> Short task 1:
Copy the records word for word, from their first line through the line that contains "- recycle-bin-icon: [872, 249, 946, 328]", and nothing beyond it.

------------------------------------------------

The pheasants in the Westover impoundment
area don't stay near the road for very long—that's where all the hunters
are. The state stocks them on Friday nights, and those that survive the
Saturday morning barrage head into the outback swamp. There, because
they don't mind getting their feet wet, they are safe from bird hunters,
who do. Although they’ve spent their whole life in a pen, the birds soon
figure out that nobody is going to put out a tray of Purina pheasant
chow, and within a day or two they start eating weed seeds and dried-up
blueberries. Soon it’s tough to tell them apart from the "See-you-later"
type native pheasant.
I knew
all this only because of a rooster I chased out into that swamp several
seasons back while I was cruising the edges for woodcock. While I was
stomping around after the wing-hit bird and getting wet up to my wallet,
I discovered the answer to the Saturday afternoon question of "Where'd
all the birds go?" I flushed three more roosters and as many hens. They
were out in the wet in droves.

------------------------------------------------

> Short task 2:
Repeat the stretch of the pheasant passage from "type native pheasant." through "wet in droves." without changing a word.

------------------------------------------------

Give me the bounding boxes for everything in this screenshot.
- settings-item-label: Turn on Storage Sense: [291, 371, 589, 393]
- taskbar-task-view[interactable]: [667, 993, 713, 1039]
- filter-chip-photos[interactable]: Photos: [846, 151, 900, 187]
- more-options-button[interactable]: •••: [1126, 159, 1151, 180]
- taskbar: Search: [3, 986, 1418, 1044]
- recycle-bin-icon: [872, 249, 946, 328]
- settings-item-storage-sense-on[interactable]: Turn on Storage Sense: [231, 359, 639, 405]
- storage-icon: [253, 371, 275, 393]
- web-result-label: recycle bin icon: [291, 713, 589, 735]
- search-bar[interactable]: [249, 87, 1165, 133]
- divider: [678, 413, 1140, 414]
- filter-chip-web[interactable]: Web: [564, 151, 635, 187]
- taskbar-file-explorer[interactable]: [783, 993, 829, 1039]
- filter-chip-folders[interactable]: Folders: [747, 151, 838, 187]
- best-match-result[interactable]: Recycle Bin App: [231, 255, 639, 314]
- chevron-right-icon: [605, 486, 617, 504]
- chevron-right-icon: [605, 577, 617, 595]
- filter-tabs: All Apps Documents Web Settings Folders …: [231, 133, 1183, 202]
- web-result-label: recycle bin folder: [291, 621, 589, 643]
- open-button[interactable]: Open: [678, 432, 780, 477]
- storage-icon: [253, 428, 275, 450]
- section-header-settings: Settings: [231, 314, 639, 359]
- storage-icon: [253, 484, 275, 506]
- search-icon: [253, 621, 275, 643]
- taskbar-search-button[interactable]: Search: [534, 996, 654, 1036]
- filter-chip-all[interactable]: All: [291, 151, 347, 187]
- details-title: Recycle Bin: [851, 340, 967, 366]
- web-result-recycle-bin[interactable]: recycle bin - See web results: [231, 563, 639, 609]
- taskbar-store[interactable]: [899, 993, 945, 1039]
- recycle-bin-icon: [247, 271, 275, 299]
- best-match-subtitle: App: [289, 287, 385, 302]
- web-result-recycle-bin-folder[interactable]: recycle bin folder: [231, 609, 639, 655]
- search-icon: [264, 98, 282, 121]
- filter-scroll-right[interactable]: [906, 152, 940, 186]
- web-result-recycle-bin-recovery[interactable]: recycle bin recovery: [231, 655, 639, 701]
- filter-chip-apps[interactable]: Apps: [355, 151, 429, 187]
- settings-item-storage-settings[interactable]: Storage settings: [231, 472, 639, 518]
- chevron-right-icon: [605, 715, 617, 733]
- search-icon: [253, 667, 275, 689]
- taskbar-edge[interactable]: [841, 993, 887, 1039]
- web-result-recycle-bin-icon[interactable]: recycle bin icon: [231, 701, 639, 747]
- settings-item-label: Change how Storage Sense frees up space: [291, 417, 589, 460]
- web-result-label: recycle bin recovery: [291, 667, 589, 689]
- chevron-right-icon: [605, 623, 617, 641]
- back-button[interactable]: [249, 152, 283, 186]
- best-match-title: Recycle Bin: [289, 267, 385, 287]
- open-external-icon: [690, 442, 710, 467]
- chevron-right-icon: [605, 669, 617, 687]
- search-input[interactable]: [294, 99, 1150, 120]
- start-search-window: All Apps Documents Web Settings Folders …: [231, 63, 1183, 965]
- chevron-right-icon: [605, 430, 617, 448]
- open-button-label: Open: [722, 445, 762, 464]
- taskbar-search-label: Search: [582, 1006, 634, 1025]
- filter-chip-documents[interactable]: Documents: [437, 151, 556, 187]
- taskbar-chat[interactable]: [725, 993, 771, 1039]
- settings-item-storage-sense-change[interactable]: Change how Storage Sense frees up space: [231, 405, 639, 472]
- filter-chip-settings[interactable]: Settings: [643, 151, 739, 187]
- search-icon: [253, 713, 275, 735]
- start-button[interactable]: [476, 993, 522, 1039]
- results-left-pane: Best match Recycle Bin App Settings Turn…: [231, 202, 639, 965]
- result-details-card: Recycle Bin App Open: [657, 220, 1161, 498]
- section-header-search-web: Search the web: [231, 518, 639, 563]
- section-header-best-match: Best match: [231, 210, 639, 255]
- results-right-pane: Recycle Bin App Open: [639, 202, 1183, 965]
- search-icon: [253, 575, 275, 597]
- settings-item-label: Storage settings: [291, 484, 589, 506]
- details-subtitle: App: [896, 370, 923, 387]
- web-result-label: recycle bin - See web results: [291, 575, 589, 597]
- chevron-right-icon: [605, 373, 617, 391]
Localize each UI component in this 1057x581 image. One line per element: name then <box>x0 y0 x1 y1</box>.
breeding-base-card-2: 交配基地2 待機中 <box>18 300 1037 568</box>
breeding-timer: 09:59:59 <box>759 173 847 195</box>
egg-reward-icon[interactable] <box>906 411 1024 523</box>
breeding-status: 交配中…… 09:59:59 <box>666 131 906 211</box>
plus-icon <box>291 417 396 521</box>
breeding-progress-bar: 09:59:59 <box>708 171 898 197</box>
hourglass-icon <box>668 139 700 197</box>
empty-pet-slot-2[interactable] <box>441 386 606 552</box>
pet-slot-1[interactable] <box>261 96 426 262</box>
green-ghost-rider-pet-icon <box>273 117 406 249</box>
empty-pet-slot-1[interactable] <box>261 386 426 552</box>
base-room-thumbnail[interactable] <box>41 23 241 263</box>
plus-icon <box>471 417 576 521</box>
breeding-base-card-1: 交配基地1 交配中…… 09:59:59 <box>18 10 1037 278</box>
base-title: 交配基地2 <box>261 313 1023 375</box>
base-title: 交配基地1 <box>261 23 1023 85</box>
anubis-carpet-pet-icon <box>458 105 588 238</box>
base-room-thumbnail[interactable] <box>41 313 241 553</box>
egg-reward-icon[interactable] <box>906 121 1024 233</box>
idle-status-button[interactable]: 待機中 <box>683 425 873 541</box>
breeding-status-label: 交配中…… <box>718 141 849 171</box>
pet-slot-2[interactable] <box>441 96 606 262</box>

------------------------------------------------

> Task output 1:
Give me the bounding boxes for everything in this screenshot.
- settings-item-label: Turn on Storage Sense: [291, 371, 589, 393]
- taskbar-task-view[interactable]: [667, 993, 713, 1039]
- filter-chip-photos[interactable]: Photos: [846, 151, 900, 187]
- more-options-button[interactable]: •••: [1126, 159, 1151, 180]
- taskbar: Search: [3, 986, 1418, 1044]
- recycle-bin-icon: [872, 249, 946, 328]

> Task output 2:
type native pheasant.
I knew
all this only because of a rooster I chased out into that swamp several
seasons back while I was cruising the edges for woodcock. While I was
stomping around after the wing-hit bird and getting wet up to my wallet,
I discovered the answer to the Saturday afternoon question of "Where'd
all the birds go?" I flushed three more roosters and as many hens. They
were out in the wet in droves.